▸ **Your instructions**: Update every one of the entries by replacing each occurrence of "pentagon-cell" with "pentagon-tile" and leaving everything else unchanged. Omit the pictures from your answer.

▸ **Input**:
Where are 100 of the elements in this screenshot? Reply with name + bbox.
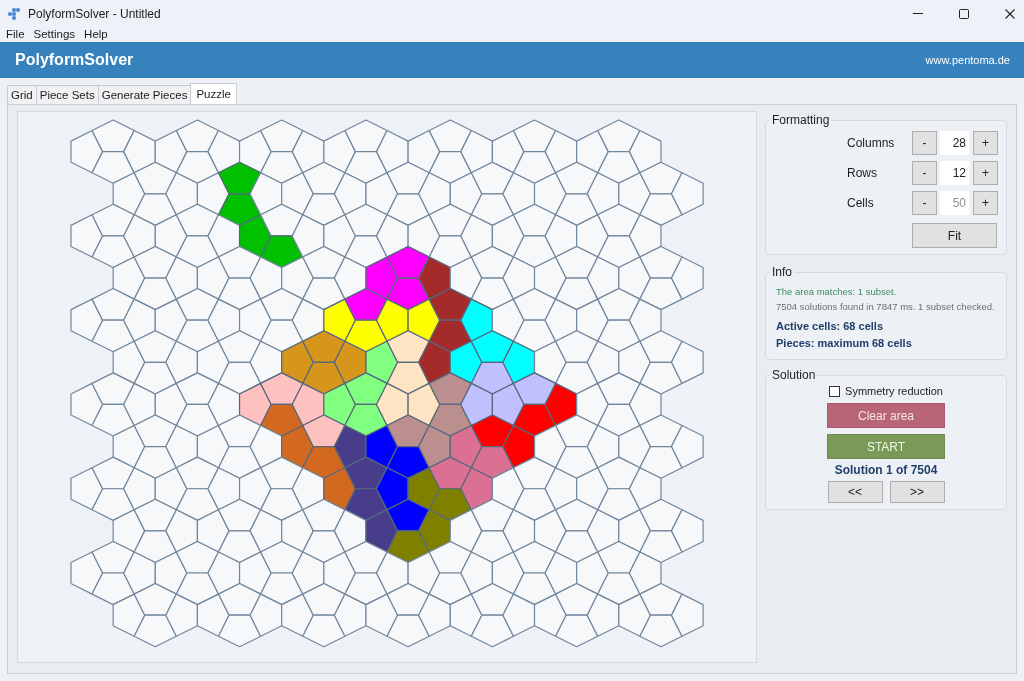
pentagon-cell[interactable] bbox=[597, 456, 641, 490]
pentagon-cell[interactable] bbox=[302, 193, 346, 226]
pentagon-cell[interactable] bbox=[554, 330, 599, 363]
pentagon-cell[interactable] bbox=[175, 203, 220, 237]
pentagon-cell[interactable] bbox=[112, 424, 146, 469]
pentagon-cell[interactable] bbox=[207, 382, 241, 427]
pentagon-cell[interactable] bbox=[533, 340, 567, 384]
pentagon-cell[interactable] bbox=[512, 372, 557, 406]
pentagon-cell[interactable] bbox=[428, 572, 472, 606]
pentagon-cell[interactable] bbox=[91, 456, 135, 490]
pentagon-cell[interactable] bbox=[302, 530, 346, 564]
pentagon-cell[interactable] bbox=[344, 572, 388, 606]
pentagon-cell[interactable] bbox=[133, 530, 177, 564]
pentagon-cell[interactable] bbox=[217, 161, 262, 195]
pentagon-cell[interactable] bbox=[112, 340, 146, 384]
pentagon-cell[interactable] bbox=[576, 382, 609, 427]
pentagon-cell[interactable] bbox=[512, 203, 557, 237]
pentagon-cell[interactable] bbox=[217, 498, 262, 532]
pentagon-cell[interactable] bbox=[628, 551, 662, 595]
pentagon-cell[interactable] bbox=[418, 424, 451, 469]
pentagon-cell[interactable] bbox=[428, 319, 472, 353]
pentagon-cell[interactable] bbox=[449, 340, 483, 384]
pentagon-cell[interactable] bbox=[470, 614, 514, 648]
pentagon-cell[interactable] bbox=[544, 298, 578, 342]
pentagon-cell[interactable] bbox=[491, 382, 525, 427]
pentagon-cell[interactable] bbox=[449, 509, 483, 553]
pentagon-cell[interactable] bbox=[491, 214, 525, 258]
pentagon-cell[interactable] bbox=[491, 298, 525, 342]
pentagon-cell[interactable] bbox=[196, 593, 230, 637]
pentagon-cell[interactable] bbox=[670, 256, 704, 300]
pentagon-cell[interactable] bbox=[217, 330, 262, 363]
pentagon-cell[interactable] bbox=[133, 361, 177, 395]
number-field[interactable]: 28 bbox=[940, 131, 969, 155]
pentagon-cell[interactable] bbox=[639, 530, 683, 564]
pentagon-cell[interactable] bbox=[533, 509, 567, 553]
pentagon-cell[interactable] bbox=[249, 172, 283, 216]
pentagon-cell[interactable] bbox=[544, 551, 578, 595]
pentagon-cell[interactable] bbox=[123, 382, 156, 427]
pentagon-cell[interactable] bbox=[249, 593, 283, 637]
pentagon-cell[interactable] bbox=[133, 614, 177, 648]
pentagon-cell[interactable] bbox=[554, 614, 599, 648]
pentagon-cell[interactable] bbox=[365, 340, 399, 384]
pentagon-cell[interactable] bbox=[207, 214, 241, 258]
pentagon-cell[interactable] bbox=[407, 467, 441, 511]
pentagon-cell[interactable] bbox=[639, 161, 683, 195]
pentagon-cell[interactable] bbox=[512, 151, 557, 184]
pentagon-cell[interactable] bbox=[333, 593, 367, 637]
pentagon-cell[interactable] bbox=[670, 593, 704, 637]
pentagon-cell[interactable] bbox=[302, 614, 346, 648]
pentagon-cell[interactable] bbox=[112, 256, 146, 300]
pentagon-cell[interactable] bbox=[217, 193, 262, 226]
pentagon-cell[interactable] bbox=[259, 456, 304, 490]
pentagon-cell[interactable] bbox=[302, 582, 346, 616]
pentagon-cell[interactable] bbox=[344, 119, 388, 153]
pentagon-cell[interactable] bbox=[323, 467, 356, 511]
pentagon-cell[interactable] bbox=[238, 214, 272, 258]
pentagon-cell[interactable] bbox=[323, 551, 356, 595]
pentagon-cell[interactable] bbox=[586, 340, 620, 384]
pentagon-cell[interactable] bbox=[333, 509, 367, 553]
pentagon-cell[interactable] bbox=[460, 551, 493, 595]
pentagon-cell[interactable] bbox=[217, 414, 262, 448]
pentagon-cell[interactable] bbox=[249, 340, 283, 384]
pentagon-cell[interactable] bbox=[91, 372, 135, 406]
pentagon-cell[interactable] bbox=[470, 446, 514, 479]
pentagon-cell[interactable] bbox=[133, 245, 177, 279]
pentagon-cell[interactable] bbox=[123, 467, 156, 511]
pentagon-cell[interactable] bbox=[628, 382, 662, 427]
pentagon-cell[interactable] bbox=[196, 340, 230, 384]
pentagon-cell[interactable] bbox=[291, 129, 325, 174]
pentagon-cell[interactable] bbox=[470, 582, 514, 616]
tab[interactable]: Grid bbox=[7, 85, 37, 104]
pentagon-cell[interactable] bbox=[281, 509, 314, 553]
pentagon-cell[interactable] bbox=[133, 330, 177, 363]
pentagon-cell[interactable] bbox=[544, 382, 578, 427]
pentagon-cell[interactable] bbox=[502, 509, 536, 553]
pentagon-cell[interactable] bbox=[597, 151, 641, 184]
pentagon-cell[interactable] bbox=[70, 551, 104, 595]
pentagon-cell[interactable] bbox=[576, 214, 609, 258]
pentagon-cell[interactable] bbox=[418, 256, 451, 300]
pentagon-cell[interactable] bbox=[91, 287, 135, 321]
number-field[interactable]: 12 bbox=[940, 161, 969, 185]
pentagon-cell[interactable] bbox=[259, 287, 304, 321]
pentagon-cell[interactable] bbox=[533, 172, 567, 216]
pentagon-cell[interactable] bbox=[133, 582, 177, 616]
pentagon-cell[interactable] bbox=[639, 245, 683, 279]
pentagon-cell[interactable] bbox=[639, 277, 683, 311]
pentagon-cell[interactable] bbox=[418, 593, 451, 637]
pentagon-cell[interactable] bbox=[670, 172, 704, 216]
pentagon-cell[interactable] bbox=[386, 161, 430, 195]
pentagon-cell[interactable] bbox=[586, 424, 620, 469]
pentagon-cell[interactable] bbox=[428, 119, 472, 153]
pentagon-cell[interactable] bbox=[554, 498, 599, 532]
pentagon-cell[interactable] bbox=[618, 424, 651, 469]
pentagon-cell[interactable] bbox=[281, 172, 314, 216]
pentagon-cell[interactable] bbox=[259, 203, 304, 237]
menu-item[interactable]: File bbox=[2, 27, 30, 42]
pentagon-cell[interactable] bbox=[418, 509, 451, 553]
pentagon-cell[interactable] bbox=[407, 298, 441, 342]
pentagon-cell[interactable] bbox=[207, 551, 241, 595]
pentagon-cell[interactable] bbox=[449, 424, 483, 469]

▸ **Response**:
Where are 100 of the elements in this screenshot? Reply with name + bbox.
pentagon-tile[interactable] bbox=[597, 456, 641, 490]
pentagon-tile[interactable] bbox=[302, 193, 346, 226]
pentagon-tile[interactable] bbox=[554, 330, 599, 363]
pentagon-tile[interactable] bbox=[175, 203, 220, 237]
pentagon-tile[interactable] bbox=[112, 424, 146, 469]
pentagon-tile[interactable] bbox=[207, 382, 241, 427]
pentagon-tile[interactable] bbox=[533, 340, 567, 384]
pentagon-tile[interactable] bbox=[512, 372, 557, 406]
pentagon-tile[interactable] bbox=[428, 572, 472, 606]
pentagon-tile[interactable] bbox=[91, 456, 135, 490]
pentagon-tile[interactable] bbox=[302, 530, 346, 564]
pentagon-tile[interactable] bbox=[344, 572, 388, 606]
pentagon-tile[interactable] bbox=[133, 530, 177, 564]
pentagon-tile[interactable] bbox=[217, 161, 262, 195]
pentagon-tile[interactable] bbox=[112, 340, 146, 384]
pentagon-tile[interactable] bbox=[576, 382, 609, 427]
pentagon-tile[interactable] bbox=[512, 203, 557, 237]
pentagon-tile[interactable] bbox=[217, 498, 262, 532]
pentagon-tile[interactable] bbox=[628, 551, 662, 595]
pentagon-tile[interactable] bbox=[418, 424, 451, 469]
pentagon-tile[interactable] bbox=[428, 319, 472, 353]
pentagon-tile[interactable] bbox=[449, 340, 483, 384]
pentagon-tile[interactable] bbox=[470, 614, 514, 648]
pentagon-tile[interactable] bbox=[544, 298, 578, 342]
pentagon-tile[interactable] bbox=[491, 382, 525, 427]
pentagon-tile[interactable] bbox=[449, 509, 483, 553]
pentagon-tile[interactable] bbox=[491, 214, 525, 258]
pentagon-tile[interactable] bbox=[491, 298, 525, 342]
pentagon-tile[interactable] bbox=[196, 593, 230, 637]
pentagon-tile[interactable] bbox=[670, 256, 704, 300]
pentagon-tile[interactable] bbox=[217, 330, 262, 363]
pentagon-tile[interactable] bbox=[133, 361, 177, 395]
number-field[interactable]: 28 bbox=[940, 131, 969, 155]
pentagon-tile[interactable] bbox=[639, 530, 683, 564]
pentagon-tile[interactable] bbox=[533, 509, 567, 553]
pentagon-tile[interactable] bbox=[249, 172, 283, 216]
pentagon-tile[interactable] bbox=[544, 551, 578, 595]
pentagon-tile[interactable] bbox=[123, 382, 156, 427]
pentagon-tile[interactable] bbox=[249, 593, 283, 637]
pentagon-tile[interactable] bbox=[133, 614, 177, 648]
pentagon-tile[interactable] bbox=[554, 614, 599, 648]
pentagon-tile[interactable] bbox=[365, 340, 399, 384]
pentagon-tile[interactable] bbox=[207, 214, 241, 258]
pentagon-tile[interactable] bbox=[407, 467, 441, 511]
pentagon-tile[interactable] bbox=[639, 161, 683, 195]
pentagon-tile[interactable] bbox=[512, 151, 557, 184]
pentagon-tile[interactable] bbox=[333, 593, 367, 637]
pentagon-tile[interactable] bbox=[670, 593, 704, 637]
pentagon-tile[interactable] bbox=[302, 614, 346, 648]
pentagon-tile[interactable] bbox=[112, 256, 146, 300]
pentagon-tile[interactable] bbox=[217, 193, 262, 226]
pentagon-tile[interactable] bbox=[259, 456, 304, 490]
pentagon-tile[interactable] bbox=[302, 582, 346, 616]
pentagon-tile[interactable] bbox=[344, 119, 388, 153]
pentagon-tile[interactable] bbox=[323, 467, 356, 511]
pentagon-tile[interactable] bbox=[238, 214, 272, 258]
pentagon-tile[interactable] bbox=[323, 551, 356, 595]
pentagon-tile[interactable] bbox=[586, 340, 620, 384]
pentagon-tile[interactable] bbox=[333, 509, 367, 553]
pentagon-tile[interactable] bbox=[460, 551, 493, 595]
pentagon-tile[interactable] bbox=[217, 414, 262, 448]
pentagon-tile[interactable] bbox=[249, 340, 283, 384]
pentagon-tile[interactable] bbox=[91, 372, 135, 406]
pentagon-tile[interactable] bbox=[470, 446, 514, 479]
pentagon-tile[interactable] bbox=[133, 245, 177, 279]
pentagon-tile[interactable] bbox=[123, 467, 156, 511]
pentagon-tile[interactable] bbox=[628, 382, 662, 427]
pentagon-tile[interactable] bbox=[196, 340, 230, 384]
pentagon-tile[interactable] bbox=[291, 129, 325, 174]
pentagon-tile[interactable] bbox=[470, 582, 514, 616]
tab[interactable]: Grid bbox=[7, 85, 37, 104]
pentagon-tile[interactable] bbox=[281, 509, 314, 553]
pentagon-tile[interactable] bbox=[133, 330, 177, 363]
pentagon-tile[interactable] bbox=[544, 382, 578, 427]
pentagon-tile[interactable] bbox=[502, 509, 536, 553]
pentagon-tile[interactable] bbox=[597, 151, 641, 184]
pentagon-tile[interactable] bbox=[70, 551, 104, 595]
pentagon-tile[interactable] bbox=[576, 214, 609, 258]
pentagon-tile[interactable] bbox=[418, 256, 451, 300]
pentagon-tile[interactable] bbox=[91, 287, 135, 321]
number-field[interactable]: 12 bbox=[940, 161, 969, 185]
pentagon-tile[interactable] bbox=[259, 287, 304, 321]
pentagon-tile[interactable] bbox=[533, 172, 567, 216]
pentagon-tile[interactable] bbox=[133, 582, 177, 616]
pentagon-tile[interactable] bbox=[639, 245, 683, 279]
pentagon-tile[interactable] bbox=[639, 277, 683, 311]
pentagon-tile[interactable] bbox=[418, 593, 451, 637]
pentagon-tile[interactable] bbox=[670, 172, 704, 216]
pentagon-tile[interactable] bbox=[386, 161, 430, 195]
pentagon-tile[interactable] bbox=[586, 424, 620, 469]
pentagon-tile[interactable] bbox=[428, 119, 472, 153]
pentagon-tile[interactable] bbox=[554, 498, 599, 532]
pentagon-tile[interactable] bbox=[618, 424, 651, 469]
pentagon-tile[interactable] bbox=[281, 172, 314, 216]
pentagon-tile[interactable] bbox=[259, 203, 304, 237]
menu-item[interactable]: File bbox=[2, 27, 30, 42]
pentagon-tile[interactable] bbox=[418, 509, 451, 553]
pentagon-tile[interactable] bbox=[407, 298, 441, 342]
pentagon-tile[interactable] bbox=[207, 551, 241, 595]
pentagon-tile[interactable] bbox=[449, 424, 483, 469]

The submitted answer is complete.